-- START OF SOURCE MATERIAL --

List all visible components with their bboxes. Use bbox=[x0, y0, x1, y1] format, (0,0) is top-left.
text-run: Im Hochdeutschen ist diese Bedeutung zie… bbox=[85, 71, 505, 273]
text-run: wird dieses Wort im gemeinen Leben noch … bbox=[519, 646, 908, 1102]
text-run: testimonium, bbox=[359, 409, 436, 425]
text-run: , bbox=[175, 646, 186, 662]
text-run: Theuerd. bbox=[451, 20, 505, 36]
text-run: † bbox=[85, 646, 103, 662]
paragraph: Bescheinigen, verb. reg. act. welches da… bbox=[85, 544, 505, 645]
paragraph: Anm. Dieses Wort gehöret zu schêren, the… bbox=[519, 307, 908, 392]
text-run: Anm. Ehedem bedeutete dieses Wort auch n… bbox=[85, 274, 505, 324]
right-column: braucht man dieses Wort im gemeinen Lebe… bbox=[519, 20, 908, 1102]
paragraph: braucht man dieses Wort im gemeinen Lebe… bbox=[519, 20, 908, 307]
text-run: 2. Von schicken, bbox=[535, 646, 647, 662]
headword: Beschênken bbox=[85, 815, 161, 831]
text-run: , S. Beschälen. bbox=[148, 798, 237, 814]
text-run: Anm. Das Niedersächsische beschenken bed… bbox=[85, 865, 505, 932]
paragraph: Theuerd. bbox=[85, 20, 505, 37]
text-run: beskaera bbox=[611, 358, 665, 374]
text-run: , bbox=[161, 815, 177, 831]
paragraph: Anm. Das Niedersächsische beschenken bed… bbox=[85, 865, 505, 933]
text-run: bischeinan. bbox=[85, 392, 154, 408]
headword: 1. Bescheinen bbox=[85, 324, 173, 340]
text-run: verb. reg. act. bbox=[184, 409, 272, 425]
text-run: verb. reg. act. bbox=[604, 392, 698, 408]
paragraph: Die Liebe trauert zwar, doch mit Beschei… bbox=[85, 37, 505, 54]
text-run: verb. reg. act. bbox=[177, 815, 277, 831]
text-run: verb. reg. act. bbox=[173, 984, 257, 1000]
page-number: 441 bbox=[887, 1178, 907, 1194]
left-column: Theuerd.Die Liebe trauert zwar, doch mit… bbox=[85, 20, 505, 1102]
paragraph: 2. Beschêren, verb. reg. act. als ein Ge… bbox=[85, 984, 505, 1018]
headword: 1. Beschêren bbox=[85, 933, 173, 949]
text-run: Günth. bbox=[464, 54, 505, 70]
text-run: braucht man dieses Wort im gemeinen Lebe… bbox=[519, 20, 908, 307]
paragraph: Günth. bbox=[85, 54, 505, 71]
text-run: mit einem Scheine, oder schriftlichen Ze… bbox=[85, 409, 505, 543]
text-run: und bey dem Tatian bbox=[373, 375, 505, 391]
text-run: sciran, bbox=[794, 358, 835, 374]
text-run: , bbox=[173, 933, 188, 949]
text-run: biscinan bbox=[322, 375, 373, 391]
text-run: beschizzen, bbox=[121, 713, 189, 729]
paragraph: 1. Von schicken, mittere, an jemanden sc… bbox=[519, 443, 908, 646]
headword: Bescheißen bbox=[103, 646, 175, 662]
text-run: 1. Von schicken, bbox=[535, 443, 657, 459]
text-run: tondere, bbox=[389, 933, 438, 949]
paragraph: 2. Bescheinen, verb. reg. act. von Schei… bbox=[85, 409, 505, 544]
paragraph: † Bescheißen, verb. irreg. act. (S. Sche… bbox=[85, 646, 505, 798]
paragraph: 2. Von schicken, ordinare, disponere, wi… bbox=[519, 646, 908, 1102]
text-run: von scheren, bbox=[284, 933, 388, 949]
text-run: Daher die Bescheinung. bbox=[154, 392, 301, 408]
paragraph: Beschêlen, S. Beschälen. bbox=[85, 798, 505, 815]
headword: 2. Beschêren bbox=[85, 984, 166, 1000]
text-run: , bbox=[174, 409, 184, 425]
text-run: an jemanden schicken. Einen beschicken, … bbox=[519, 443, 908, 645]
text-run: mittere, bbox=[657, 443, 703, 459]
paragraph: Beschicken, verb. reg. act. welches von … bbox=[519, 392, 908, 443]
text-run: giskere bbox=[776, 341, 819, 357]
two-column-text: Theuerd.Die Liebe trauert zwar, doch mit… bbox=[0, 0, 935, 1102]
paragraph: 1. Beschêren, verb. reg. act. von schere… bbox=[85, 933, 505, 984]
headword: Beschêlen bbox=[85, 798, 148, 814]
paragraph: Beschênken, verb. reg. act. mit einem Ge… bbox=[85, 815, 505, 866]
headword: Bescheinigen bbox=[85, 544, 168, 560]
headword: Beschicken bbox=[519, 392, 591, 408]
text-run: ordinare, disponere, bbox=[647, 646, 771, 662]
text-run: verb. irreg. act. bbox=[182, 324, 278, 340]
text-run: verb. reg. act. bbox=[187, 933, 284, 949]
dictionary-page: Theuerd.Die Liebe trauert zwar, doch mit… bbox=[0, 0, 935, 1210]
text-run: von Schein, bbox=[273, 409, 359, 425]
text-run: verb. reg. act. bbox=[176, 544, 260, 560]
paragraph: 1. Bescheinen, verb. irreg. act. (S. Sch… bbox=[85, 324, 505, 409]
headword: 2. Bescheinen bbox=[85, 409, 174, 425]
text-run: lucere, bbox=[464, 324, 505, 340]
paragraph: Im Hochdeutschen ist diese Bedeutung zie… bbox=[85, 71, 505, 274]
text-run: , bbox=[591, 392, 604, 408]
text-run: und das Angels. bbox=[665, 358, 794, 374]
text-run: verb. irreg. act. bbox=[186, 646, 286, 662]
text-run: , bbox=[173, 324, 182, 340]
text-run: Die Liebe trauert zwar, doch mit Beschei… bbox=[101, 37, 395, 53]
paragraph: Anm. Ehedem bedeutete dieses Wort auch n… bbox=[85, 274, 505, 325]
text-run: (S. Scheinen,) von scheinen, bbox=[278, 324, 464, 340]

-- END OF SOURCE MATERIAL --

◆ OBJECTIVE:
Collect each row above that contains the word "welches", and copy every such row in full.

◆ ANSWER TO THIS TASK:
paragraph: Bescheinigen, verb. reg. act. welches da… bbox=[85, 544, 505, 645]
paragraph: Beschicken, verb. reg. act. welches von … bbox=[519, 392, 908, 443]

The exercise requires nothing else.